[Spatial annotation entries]
+ + + + +

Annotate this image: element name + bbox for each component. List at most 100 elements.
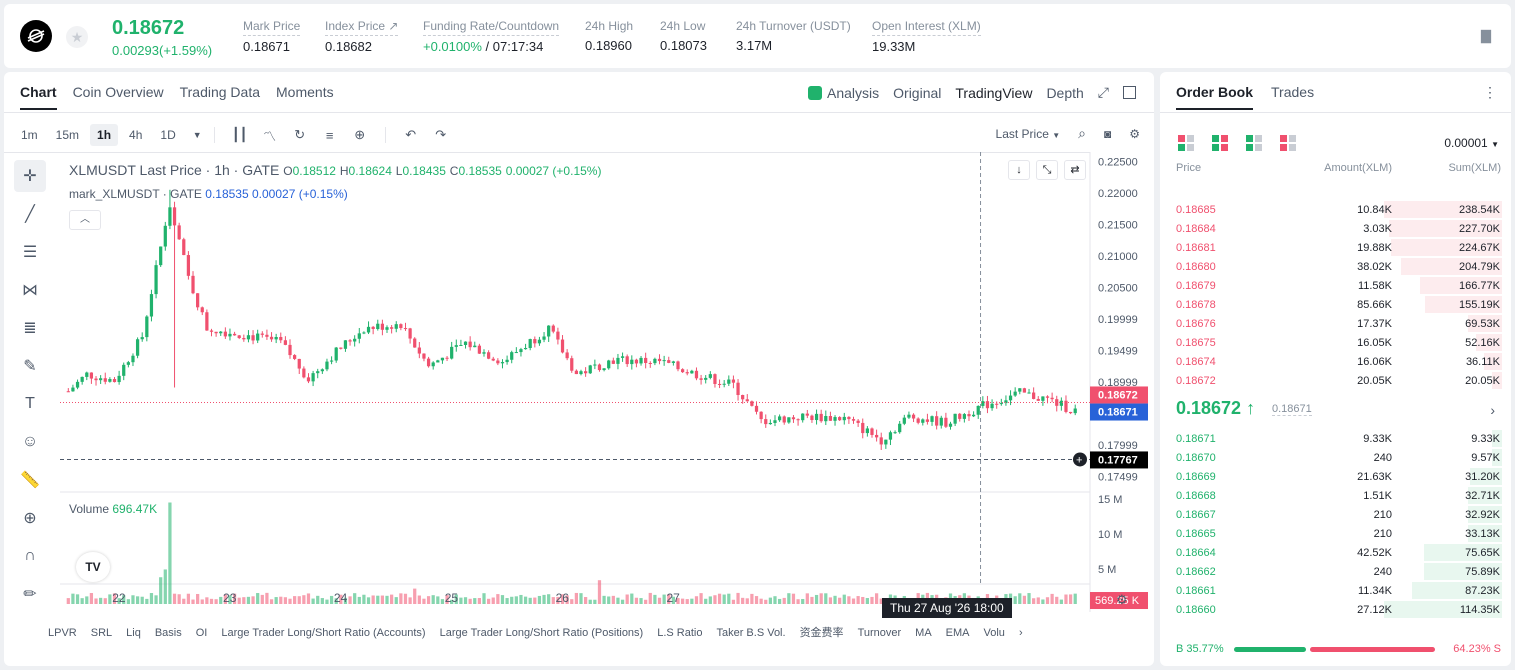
fullscreen-icon[interactable]: ⤡ [1036,160,1058,180]
ask-row[interactable]: 0.18685 10.84K 238.54K [1172,200,1502,219]
bid-row[interactable]: 0.18671 9.33K 9.33K [1172,429,1502,448]
ask-row[interactable]: 0.18681 19.88K 224.67K [1172,238,1502,257]
fib-tool-icon[interactable]: ≣ [23,320,37,337]
ask-row[interactable]: 0.18679 11.58K 166.77K [1172,276,1502,295]
indicator-3[interactable]: Basis [154,627,182,639]
tab-original[interactable]: Original [893,84,942,101]
ask-row[interactable]: 0.18684 3.03K 227.70K [1172,219,1502,238]
ask-row[interactable]: 0.18672 20.05K 20.05K [1172,371,1502,390]
refresh-icon[interactable]: ↻ [294,127,306,142]
trend-line-tool-icon[interactable]: ╱ [25,206,35,223]
bid-row[interactable]: 0.18664 42.52K 75.65K [1172,543,1502,562]
stat-open-interest[interactable]: Open Interest (XLM) 19.33M [872,19,981,54]
favorite-star-icon[interactable]: ★ [66,26,88,48]
redo-icon[interactable]: ↷ [435,127,447,142]
tradingview-logo[interactable]: TV [76,552,110,582]
interval-1h[interactable]: 1h [90,124,119,146]
bid-row[interactable]: 0.18660 27.12K 114.35K [1172,600,1502,619]
interval-15m[interactable]: 15m [55,128,80,142]
ask-row[interactable]: 0.18676 17.37K 69.53K [1172,314,1502,333]
book-icon[interactable]: ▇ [1481,28,1491,43]
layout-both-icon[interactable] [1178,135,1194,151]
brush-tool-icon[interactable]: ✎ [23,358,37,375]
price-type-select[interactable]: Last Price ▼ [996,127,1061,141]
interval-4h[interactable]: 4h [129,128,143,142]
bid-row[interactable]: 0.18665 210 33.13K [1172,524,1502,543]
collapse-legend-button[interactable]: ︿ [69,210,101,230]
scroll-down-icon[interactable]: ↓ [1008,160,1030,180]
stat-funding-rate[interactable]: Funding Rate/Countdown +0.0100% / 07:17:… [423,19,560,54]
tab-trades[interactable]: Trades [1271,84,1315,100]
templates-icon[interactable]: ≡ [325,127,334,143]
interval-dropdown-icon[interactable]: ▼ [192,130,202,140]
indicator-13[interactable]: Volu [983,627,1005,639]
tab-depth[interactable]: Depth [1046,84,1084,101]
indicators-icon[interactable]: 〽 [263,128,277,144]
indicator-4[interactable]: OI [195,627,208,639]
ask-row[interactable]: 0.18678 85.66K 155.19K [1172,295,1502,314]
layout-bids-icon[interactable] [1246,135,1262,151]
bid-row[interactable]: 0.18667 210 32.92K [1172,505,1502,524]
indicator-10[interactable]: Turnover [857,627,902,639]
chevron-right-icon[interactable]: › [1490,402,1495,418]
tab-trading-data[interactable]: Trading Data [179,84,261,100]
bid-row[interactable]: 0.18662 240 75.89K [1172,562,1502,581]
reset-icon[interactable]: ⇄ [1064,160,1086,180]
indicator-11[interactable]: MA [915,627,932,639]
expand-icon[interactable]: ⤢ [1097,84,1109,100]
tab-analysis[interactable]: Analysis [808,85,879,101]
stat-index-price[interactable]: Index Price ↗ 0.18682 [325,19,399,54]
indicator-7[interactable]: L.S Ratio [657,627,703,639]
crosshair-tool-icon[interactable]: ✛ [14,160,46,192]
indicator-1[interactable]: SRL [90,627,113,639]
ruler-tool-icon[interactable]: 📏 [20,472,40,489]
bid-row[interactable]: 0.18661 11.34K 87.23K [1172,581,1502,600]
interval-1m[interactable]: 1m [21,128,38,142]
interval-1d[interactable]: 1D [160,128,176,142]
emoji-tool-icon[interactable]: ☺ [21,433,39,450]
pattern-tool-icon[interactable]: ⋈ [22,282,38,299]
layout-split-icon[interactable] [1212,135,1228,151]
horizontal-lines-tool-icon[interactable]: ☰ [22,244,38,261]
bid-row[interactable]: 0.18670 240 9.57K [1172,448,1502,467]
bid-row[interactable]: 0.18669 21.63K 31.20K [1172,467,1502,486]
indicator-9[interactable]: 资金费率 [799,627,844,639]
bid-row[interactable]: 0.18668 1.51K 32.71K [1172,486,1502,505]
ask-row[interactable]: 0.18675 16.05K 52.16K [1172,333,1502,352]
tab-order-book[interactable]: Order Book [1176,84,1254,110]
tab-tradingview[interactable]: TradingView [955,84,1033,101]
ask-row[interactable]: 0.18674 16.06K 36.11K [1172,352,1502,371]
zoom-in-tool-icon[interactable]: ⊕ [23,510,37,527]
indicator-6[interactable]: Large Trader Long/Short Ratio (Positions… [439,627,644,639]
indicator-8[interactable]: Taker B.S Vol. [716,627,786,639]
more-options-icon[interactable]: ⋮ [1483,84,1497,100]
text-tool-icon[interactable]: T [25,395,35,412]
candlestick-chart[interactable]: 0.22500 0.22000 0.21500 0.21000 0.20500 0.199… [60,152,1154,612]
time-axis-settings-icon[interactable]: ⚙ [1116,592,1128,607]
undo-icon[interactable]: ↶ [405,127,417,142]
price-axis[interactable] [1090,152,1154,612]
ask-row[interactable]: 0.18680 38.02K 204.79K [1172,257,1502,276]
pencil-tool-icon[interactable]: ✏ [23,586,37,603]
layout-asks-icon[interactable] [1280,135,1296,151]
tab-chart[interactable]: Chart [20,84,57,110]
search-icon[interactable]: ⌕ [1078,125,1086,141]
camera-icon[interactable]: ◙ [1103,126,1112,141]
indicator-5[interactable]: Large Trader Long/Short Ratio (Accounts) [221,627,426,639]
add-indicator-icon[interactable]: ⊕ [354,127,366,142]
indicator-0[interactable]: LPVR [48,627,77,639]
indicator-12[interactable]: EMA [945,627,970,639]
candle-type-icon[interactable]: ┃┃ [231,127,248,142]
indicator-2[interactable]: Liq [126,627,141,639]
tick-size-select[interactable]: 0.00001 ▼ [1444,136,1499,150]
settings-gear-icon[interactable]: ⚙ [1129,126,1140,141]
add-alert-icon[interactable] [1073,452,1087,467]
window-icon[interactable] [1123,86,1136,99]
stat-mark-price[interactable]: Mark Price 0.18671 [243,19,301,54]
tab-moments[interactable]: Moments [276,84,334,100]
chevron-right-icon[interactable]: › [1018,627,1023,639]
buy-sell-ratio: B 35.77% 64.23% S [1176,642,1501,656]
tab-coin-overview[interactable]: Coin Overview [72,84,164,100]
magnet-tool-icon[interactable]: ∩ [24,547,36,564]
volume-bar [500,595,505,604]
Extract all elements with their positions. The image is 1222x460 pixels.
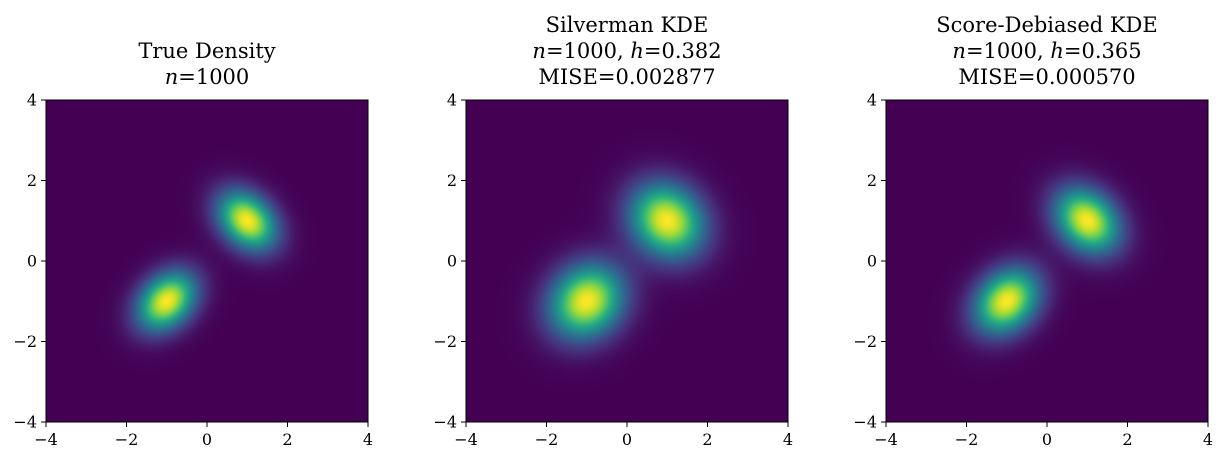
- panel-2-xtick-label: 0: [622, 430, 632, 449]
- panel-2-title-line-2: n=1000, h=0.382: [532, 39, 721, 63]
- panel-3-xtick-label: 4: [1203, 430, 1213, 449]
- panel-3-ytick-label: −4: [853, 413, 877, 432]
- panel-1-title-line-2: n=1000: [165, 65, 250, 89]
- panel-3-heatmap: [886, 100, 1208, 422]
- panel-3-xtick-label: −2: [955, 430, 979, 449]
- panel-2-ytick-label: 2: [447, 171, 457, 190]
- panel-3-xtick-label: 2: [1122, 430, 1132, 449]
- panel-2-xtick-label: −2: [535, 430, 559, 449]
- panel-2-ytick-label: 4: [447, 91, 457, 110]
- panel-3-xtick-label: −4: [874, 430, 898, 449]
- panel-3-xtick-label: 0: [1042, 430, 1052, 449]
- panel-1-xtick-label: 4: [363, 430, 373, 449]
- panel-1-ytick-label: 4: [27, 91, 37, 110]
- panel-1-title-line-1: True Density: [138, 39, 275, 63]
- panel-1-heatmap: [46, 100, 368, 422]
- panel-2-heatmap: [466, 100, 788, 422]
- panel-2-title-line-3: MISE=0.002877: [538, 65, 715, 89]
- panel-3-ytick-label: 0: [867, 252, 877, 271]
- panel-3-title-line-2: n=1000, h=0.365: [952, 39, 1141, 63]
- panel-2-xtick-label: 2: [702, 430, 712, 449]
- panel-3-title-line-3: MISE=0.000570: [958, 65, 1135, 89]
- panel-1-ytick-label: 2: [27, 171, 37, 190]
- panel-3-ytick-label: 4: [867, 91, 877, 110]
- panel-1-ytick-label: −2: [13, 332, 37, 351]
- panel-2-ytick-label: 0: [447, 252, 457, 271]
- panel-2-xtick-label: 4: [783, 430, 793, 449]
- panel-1-ytick-label: 0: [27, 252, 37, 271]
- panel-3-ytick-label: 2: [867, 171, 877, 190]
- panel-1-xtick-label: −4: [34, 430, 58, 449]
- panel-2-xtick-label: −4: [454, 430, 478, 449]
- panel-2-ytick-label: −4: [433, 413, 457, 432]
- panel-3-ytick-label: −2: [853, 332, 877, 351]
- panel-1-xtick-label: 2: [282, 430, 292, 449]
- panel-2-title-line-1: Silverman KDE: [546, 13, 709, 37]
- panel-3-title-line-1: Score-Debiased KDE: [936, 13, 1157, 37]
- panel-2-ytick-label: −2: [433, 332, 457, 351]
- panel-1-xtick-label: 0: [202, 430, 212, 449]
- panel-1-xtick-label: −2: [115, 430, 139, 449]
- panel-1-ytick-label: −4: [13, 413, 37, 432]
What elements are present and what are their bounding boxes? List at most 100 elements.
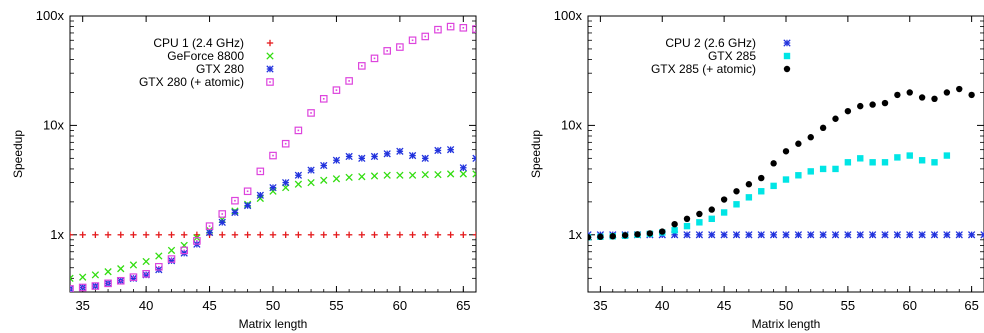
legend-marker xyxy=(783,65,791,73)
data-point xyxy=(104,268,112,276)
x-tick-label: 40 xyxy=(655,298,669,313)
data-point xyxy=(720,231,728,239)
x-tick-label: 50 xyxy=(266,298,280,313)
series xyxy=(70,146,476,292)
data-point xyxy=(696,210,703,218)
data-point xyxy=(244,231,251,238)
data-point xyxy=(758,188,765,195)
data-point xyxy=(70,231,74,238)
data-point xyxy=(683,222,691,230)
series xyxy=(588,85,975,241)
x-tick-label: 60 xyxy=(393,298,407,313)
data-point xyxy=(446,146,455,154)
data-point xyxy=(294,171,303,179)
data-point xyxy=(295,231,302,238)
data-point xyxy=(333,231,340,238)
legend-label: GTX 285 xyxy=(708,49,756,63)
data-point xyxy=(320,231,327,238)
data-point xyxy=(332,156,341,164)
x-tick-label: 35 xyxy=(75,298,89,313)
data-point xyxy=(320,161,328,170)
legend-label: GTX 280 xyxy=(196,62,244,76)
series xyxy=(70,231,476,238)
x-tick-label: 60 xyxy=(903,298,917,313)
data-point xyxy=(307,109,315,117)
data-point xyxy=(167,246,176,255)
data-point xyxy=(434,146,442,155)
data-point xyxy=(732,231,741,239)
data-point xyxy=(307,231,315,238)
data-point xyxy=(231,231,239,238)
data-point xyxy=(659,228,666,235)
data-point xyxy=(79,273,87,281)
data-point xyxy=(104,231,112,238)
data-point xyxy=(434,170,442,179)
data-point xyxy=(943,89,951,96)
data-point xyxy=(671,220,678,228)
data-point xyxy=(307,166,315,174)
x-tick-label: 45 xyxy=(717,298,731,313)
data-point xyxy=(193,237,201,245)
x-tick-label: 55 xyxy=(329,298,343,313)
data-point xyxy=(358,231,366,238)
data-point xyxy=(332,175,341,183)
data-point xyxy=(396,231,404,238)
data-point xyxy=(745,231,753,239)
x-tick-label: 35 xyxy=(593,298,607,313)
data-point xyxy=(370,54,379,63)
x-axis-label: Matrix length xyxy=(239,317,308,331)
data-point xyxy=(906,152,913,159)
data-point xyxy=(956,85,963,93)
legend-marker xyxy=(266,52,274,60)
data-point xyxy=(472,231,476,238)
data-point xyxy=(256,191,264,199)
data-point xyxy=(708,231,716,239)
data-point xyxy=(142,231,150,238)
legend-label: GTX 285 (+ atomic) xyxy=(651,62,756,76)
data-point xyxy=(155,252,163,260)
data-point xyxy=(819,165,827,173)
data-point xyxy=(129,273,138,281)
data-point xyxy=(460,231,467,238)
data-point xyxy=(219,231,226,238)
data-point xyxy=(696,219,703,226)
data-point xyxy=(770,160,777,167)
data-point xyxy=(332,86,341,94)
data-point xyxy=(345,173,353,182)
data-point xyxy=(980,231,984,239)
legend-label: CPU 1 (2.4 GHz) xyxy=(153,36,244,50)
x-tick-label: 50 xyxy=(779,298,793,313)
data-point xyxy=(782,231,790,239)
data-point xyxy=(446,22,455,31)
x-tick-label: 45 xyxy=(202,298,216,313)
y-tick-label: 10x xyxy=(561,117,582,132)
data-layer xyxy=(588,85,984,241)
data-point xyxy=(129,261,138,269)
data-point xyxy=(893,231,902,239)
x-tick-label: 65 xyxy=(456,298,470,313)
data-point xyxy=(70,274,74,282)
data-point xyxy=(671,227,678,234)
series xyxy=(70,22,476,292)
data-point xyxy=(92,231,99,238)
data-point xyxy=(472,170,476,178)
data-point xyxy=(918,94,926,101)
data-point xyxy=(609,233,616,240)
y-tick-label: 10x xyxy=(43,117,64,132)
data-point xyxy=(421,154,429,162)
data-point xyxy=(782,148,790,155)
data-point xyxy=(881,99,889,107)
data-point xyxy=(358,154,366,162)
data-point xyxy=(447,231,454,238)
y-tick-label: 100x xyxy=(554,8,583,23)
data-point xyxy=(168,231,175,238)
data-point xyxy=(931,95,938,103)
data-point xyxy=(769,231,778,239)
data-point xyxy=(383,231,391,238)
data-point xyxy=(832,165,839,173)
data-point xyxy=(231,196,239,205)
data-point xyxy=(881,159,889,166)
legend-marker xyxy=(266,39,274,47)
data-point xyxy=(91,271,100,279)
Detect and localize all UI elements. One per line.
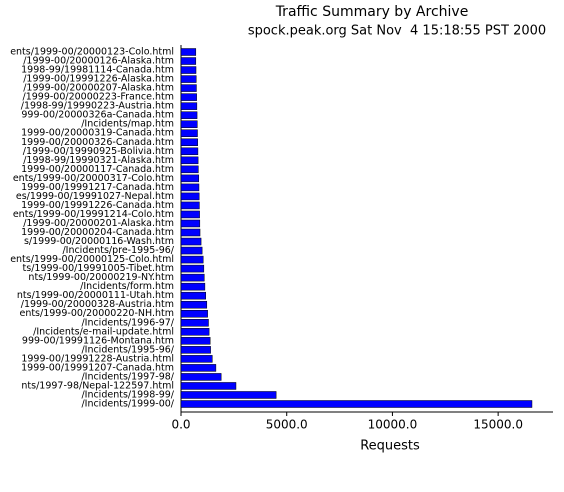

+ + + + +

● **WHAT THE TASK REQUIRES**
Reproduce, word for word, the lines of the entries beginning with the line that contains "fullscreen-icon[interactable]: ⤡ [1036,160,1058,180]" and continuing through the line that contains "ask-row[interactable]: 0.18679 11.58K", including both of those lines.

● **ANSWER FOR THE TASK**
fullscreen-icon[interactable]: ⤡ [1036,160,1058,180]
ask-row[interactable]: 0.18685 10.84K 238.54K [1172,200,1502,219]
bid-row[interactable]: 0.18671 9.33K 9.33K [1172,429,1502,448]
ask-row[interactable]: 0.18681 19.88K 224.67K [1172,238,1502,257]
fib-tool-icon[interactable]: ≣ [23,320,37,337]
ask-row[interactable]: 0.18679 11.58K 166.77K [1172,276,1502,295]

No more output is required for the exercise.